INPUT FOR THIS TASK
※

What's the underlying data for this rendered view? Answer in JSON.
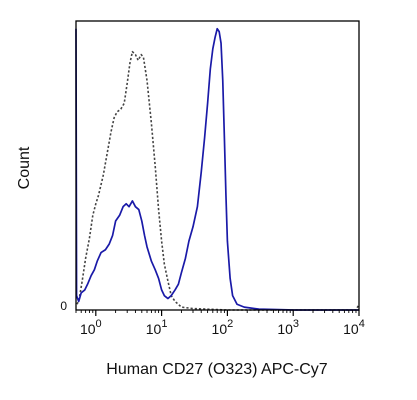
{
  "chart_data": {
    "type": "line",
    "title": "",
    "xlabel": "Human CD27 (O323) APC-Cy7",
    "ylabel": "Count",
    "x_scale": "log",
    "xlim": [
      0.5,
      10000
    ],
    "ylim": [
      0,
      1
    ],
    "grid": false,
    "legend": "none",
    "x_ticks": [
      {
        "value": 1,
        "base": "10",
        "exp": "0"
      },
      {
        "value": 10,
        "base": "10",
        "exp": "1"
      },
      {
        "value": 100,
        "base": "10",
        "exp": "2"
      },
      {
        "value": 1000,
        "base": "10",
        "exp": "3"
      },
      {
        "value": 10000,
        "base": "10",
        "exp": "4"
      }
    ],
    "y_ticks": [
      {
        "value": 0,
        "label": "0"
      }
    ],
    "series": [
      {
        "style": "dashed",
        "color": "#444444",
        "points": [
          [
            0.52,
            0.02
          ],
          [
            0.56,
            0.04
          ],
          [
            0.62,
            0.1
          ],
          [
            0.7,
            0.18
          ],
          [
            0.8,
            0.25
          ],
          [
            0.9,
            0.33
          ],
          [
            1.0,
            0.37
          ],
          [
            1.1,
            0.4
          ],
          [
            1.3,
            0.47
          ],
          [
            1.5,
            0.55
          ],
          [
            1.7,
            0.62
          ],
          [
            1.9,
            0.67
          ],
          [
            2.1,
            0.69
          ],
          [
            2.4,
            0.7
          ],
          [
            2.7,
            0.72
          ],
          [
            3.0,
            0.79
          ],
          [
            3.3,
            0.86
          ],
          [
            3.6,
            0.9
          ],
          [
            4.0,
            0.89
          ],
          [
            4.4,
            0.87
          ],
          [
            4.9,
            0.89
          ],
          [
            5.3,
            0.88
          ],
          [
            6.0,
            0.8
          ],
          [
            7.0,
            0.65
          ],
          [
            8.0,
            0.5
          ],
          [
            9.0,
            0.35
          ],
          [
            10.0,
            0.24
          ],
          [
            11.0,
            0.16
          ],
          [
            12.5,
            0.1
          ],
          [
            14.0,
            0.05
          ],
          [
            16.0,
            0.03
          ],
          [
            20.0,
            0.01
          ],
          [
            30.0,
            0.005
          ],
          [
            100.0,
            0.0
          ],
          [
            1000.0,
            0.0
          ],
          [
            9000.0,
            0.0
          ],
          [
            10000.0,
            0.02
          ]
        ]
      },
      {
        "style": "solid",
        "color": "#1a1aa8",
        "points": [
          [
            0.5,
            0.98
          ],
          [
            0.51,
            0.05
          ],
          [
            0.55,
            0.03
          ],
          [
            0.6,
            0.06
          ],
          [
            0.68,
            0.07
          ],
          [
            0.75,
            0.09
          ],
          [
            0.85,
            0.12
          ],
          [
            0.95,
            0.14
          ],
          [
            1.05,
            0.17
          ],
          [
            1.2,
            0.2
          ],
          [
            1.4,
            0.21
          ],
          [
            1.6,
            0.23
          ],
          [
            1.8,
            0.26
          ],
          [
            2.0,
            0.31
          ],
          [
            2.3,
            0.33
          ],
          [
            2.6,
            0.36
          ],
          [
            2.9,
            0.37
          ],
          [
            3.2,
            0.36
          ],
          [
            3.6,
            0.38
          ],
          [
            4.0,
            0.36
          ],
          [
            4.5,
            0.35
          ],
          [
            5.0,
            0.31
          ],
          [
            5.5,
            0.26
          ],
          [
            6.0,
            0.22
          ],
          [
            7.0,
            0.17
          ],
          [
            8.0,
            0.14
          ],
          [
            9.0,
            0.11
          ],
          [
            10.0,
            0.07
          ],
          [
            11.0,
            0.05
          ],
          [
            12.5,
            0.04
          ],
          [
            14.0,
            0.05
          ],
          [
            16.0,
            0.07
          ],
          [
            18.0,
            0.09
          ],
          [
            20.0,
            0.13
          ],
          [
            23.0,
            0.18
          ],
          [
            26.0,
            0.24
          ],
          [
            30.0,
            0.29
          ],
          [
            35.0,
            0.36
          ],
          [
            40.0,
            0.48
          ],
          [
            45.0,
            0.6
          ],
          [
            50.0,
            0.72
          ],
          [
            55.0,
            0.84
          ],
          [
            60.0,
            0.91
          ],
          [
            65.0,
            0.95
          ],
          [
            70.0,
            0.98
          ],
          [
            75.0,
            0.97
          ],
          [
            80.0,
            0.93
          ],
          [
            85.0,
            0.8
          ],
          [
            90.0,
            0.6
          ],
          [
            95.0,
            0.4
          ],
          [
            100.0,
            0.24
          ],
          [
            110.0,
            0.11
          ],
          [
            120.0,
            0.05
          ],
          [
            140.0,
            0.02
          ],
          [
            180.0,
            0.01
          ],
          [
            300.0,
            0.003
          ],
          [
            1000.0,
            0.0
          ],
          [
            10000.0,
            0.0
          ]
        ]
      }
    ]
  }
}
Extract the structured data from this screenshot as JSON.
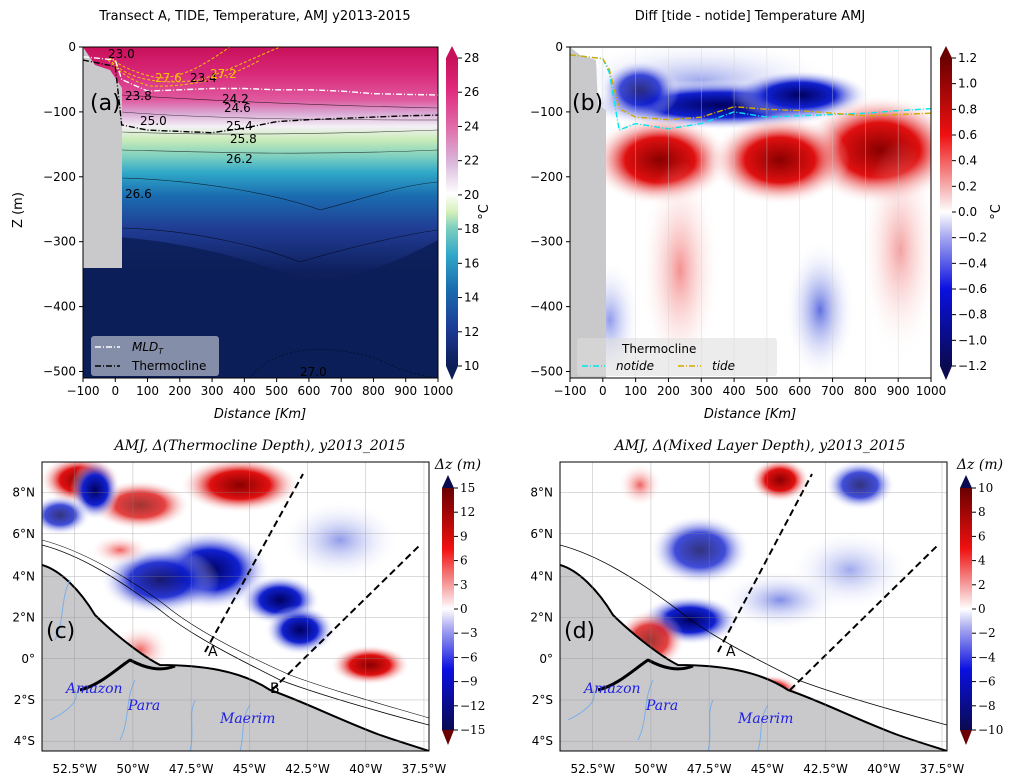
{
  "chart_data": [
    {
      "id": "a",
      "type": "heatmap",
      "title": "Transect A, TIDE, Temperature, AMJ y2013-2015",
      "panel_label": "(a)",
      "xlabel": "Distance [Km]",
      "ylabel": "Z (m)",
      "xlim": [
        -100,
        1000
      ],
      "ylim": [
        -510,
        0
      ],
      "xticks": [
        "−100",
        "0",
        "100",
        "200",
        "300",
        "400",
        "500",
        "600",
        "700",
        "800",
        "900",
        "1000"
      ],
      "xtick_values": [
        -100,
        0,
        100,
        200,
        300,
        400,
        500,
        600,
        700,
        800,
        900,
        1000
      ],
      "yticks": [
        "0",
        "−100",
        "−200",
        "−300",
        "−400",
        "−500"
      ],
      "ytick_values": [
        0,
        -100,
        -200,
        -300,
        -400,
        -500
      ],
      "colorbar": {
        "label": "°C",
        "min": 10,
        "max": 28,
        "ticks": [
          "28",
          "26",
          "24",
          "22",
          "20",
          "18",
          "16",
          "14",
          "12",
          "10"
        ],
        "tick_values": [
          28,
          26,
          24,
          22,
          20,
          18,
          16,
          14,
          12,
          10
        ]
      },
      "contour_labels": [
        "23.0",
        "27.6",
        "23.4",
        "27.2",
        "23.8",
        "24.2",
        "24.6",
        "25.0",
        "25.4",
        "25.8",
        "26.2",
        "26.6",
        "27.0"
      ],
      "legend": {
        "placement": "bottom-left",
        "entries": [
          {
            "label": "MLD_T",
            "display": "MLD",
            "sub": "T",
            "style": "white dash-dot"
          },
          {
            "label": "Thermocline",
            "style": "black dash-dot"
          }
        ]
      },
      "series": [
        {
          "name": "MLD_T",
          "x": [
            -100,
            0,
            20,
            100,
            200,
            300,
            400,
            500,
            600,
            700,
            800,
            900,
            1000
          ],
          "y": [
            -15,
            -20,
            -50,
            -68,
            -66,
            -64,
            -64,
            -66,
            -66,
            -68,
            -72,
            -73,
            -74
          ]
        },
        {
          "name": "Thermocline",
          "x": [
            -100,
            0,
            20,
            100,
            200,
            300,
            400,
            500,
            600,
            700,
            800,
            900,
            1000
          ],
          "y": [
            -20,
            -30,
            -120,
            -128,
            -130,
            -132,
            -125,
            -115,
            -112,
            -110,
            -108,
            -106,
            -105
          ]
        }
      ]
    },
    {
      "id": "b",
      "type": "heatmap",
      "title": "Diff [tide - notide] Temperature AMJ",
      "panel_label": "(b)",
      "xlabel": "Distance [Km]",
      "ylabel": "",
      "xlim": [
        -100,
        1000
      ],
      "ylim": [
        -510,
        0
      ],
      "xticks": [
        "−100",
        "0",
        "100",
        "200",
        "300",
        "400",
        "500",
        "600",
        "700",
        "800",
        "900",
        "1000"
      ],
      "xtick_values": [
        -100,
        0,
        100,
        200,
        300,
        400,
        500,
        600,
        700,
        800,
        900,
        1000
      ],
      "yticks": [
        "0",
        "−100",
        "−200",
        "−300",
        "−400",
        "−500"
      ],
      "ytick_values": [
        0,
        -100,
        -200,
        -300,
        -400,
        -500
      ],
      "colorbar": {
        "label": "°C",
        "min": -1.2,
        "max": 1.2,
        "ticks": [
          "1.2",
          "1.0",
          "0.8",
          "0.6",
          "0.4",
          "0.2",
          "0.0",
          "−0.2",
          "−0.4",
          "−0.6",
          "−0.8",
          "−1.0",
          "−1.2"
        ],
        "tick_values": [
          1.2,
          1.0,
          0.8,
          0.6,
          0.4,
          0.2,
          0.0,
          -0.2,
          -0.4,
          -0.6,
          -0.8,
          -1.0,
          -1.2
        ]
      },
      "legend": {
        "placement": "bottom-left",
        "title": "Thermocline",
        "entries": [
          {
            "label": "notide",
            "color": "#00e5ee"
          },
          {
            "label": "tide",
            "color": "#d4a800"
          }
        ]
      },
      "series": [
        {
          "name": "notide",
          "x": [
            -100,
            0,
            20,
            50,
            100,
            200,
            300,
            400,
            500,
            600,
            700,
            800,
            900,
            1000
          ],
          "y": [
            -12,
            -18,
            -40,
            -128,
            -118,
            -126,
            -118,
            -100,
            -108,
            -106,
            -104,
            -102,
            -98,
            -95
          ]
        },
        {
          "name": "tide",
          "x": [
            -100,
            0,
            20,
            50,
            100,
            200,
            300,
            400,
            500,
            600,
            700,
            800,
            900,
            1000
          ],
          "y": [
            -12,
            -18,
            -35,
            -95,
            -108,
            -112,
            -108,
            -92,
            -96,
            -98,
            -102,
            -106,
            -104,
            -102
          ]
        }
      ]
    },
    {
      "id": "c",
      "type": "heatmap",
      "title": "AMJ, Δ(Thermocline Depth), y2013_2015",
      "panel_label": "(c)",
      "xticks": [
        "52.5°W",
        "50°W",
        "47.5°W",
        "45°W",
        "42.5°W",
        "40°W",
        "37.5°W"
      ],
      "yticks": [
        "8°N",
        "6°N",
        "4°N",
        "2°N",
        "0°",
        "2°S",
        "4°S"
      ],
      "colorbar": {
        "label": "Δz (m)",
        "min": -15,
        "max": 15,
        "ticks": [
          "15",
          "12",
          "9",
          "6",
          "3",
          "0",
          "−3",
          "−6",
          "−9",
          "−12",
          "−15"
        ],
        "tick_values": [
          15,
          12,
          9,
          6,
          3,
          0,
          -3,
          -6,
          -9,
          -12,
          -15
        ]
      },
      "annotations": [
        "A",
        "B",
        "Amazon",
        "Para",
        "Maerim"
      ]
    },
    {
      "id": "d",
      "type": "heatmap",
      "title": "AMJ, Δ(Mixed Layer Depth), y2013_2015",
      "panel_label": "(d)",
      "xticks": [
        "52.5°W",
        "50°W",
        "47.5°W",
        "45°W",
        "42.5°W",
        "40°W",
        "37.5°W"
      ],
      "yticks": [
        "8°N",
        "6°N",
        "4°N",
        "2°N",
        "0°",
        "2°S",
        "4°S"
      ],
      "colorbar": {
        "label": "Δz (m)",
        "min": -10,
        "max": 10,
        "ticks": [
          "10",
          "8",
          "6",
          "4",
          "2",
          "0",
          "−2",
          "−4",
          "−6",
          "−8",
          "−10"
        ],
        "tick_values": [
          10,
          8,
          6,
          4,
          2,
          0,
          -2,
          -4,
          -6,
          -8,
          -10
        ]
      },
      "annotations": [
        "A",
        "Amazon",
        "Para",
        "Maerim"
      ]
    }
  ]
}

※

WHAT THE EXERCISE ASKS
Give only the number of lines in the listing above that include the string "name".

ANSWER BELOW
4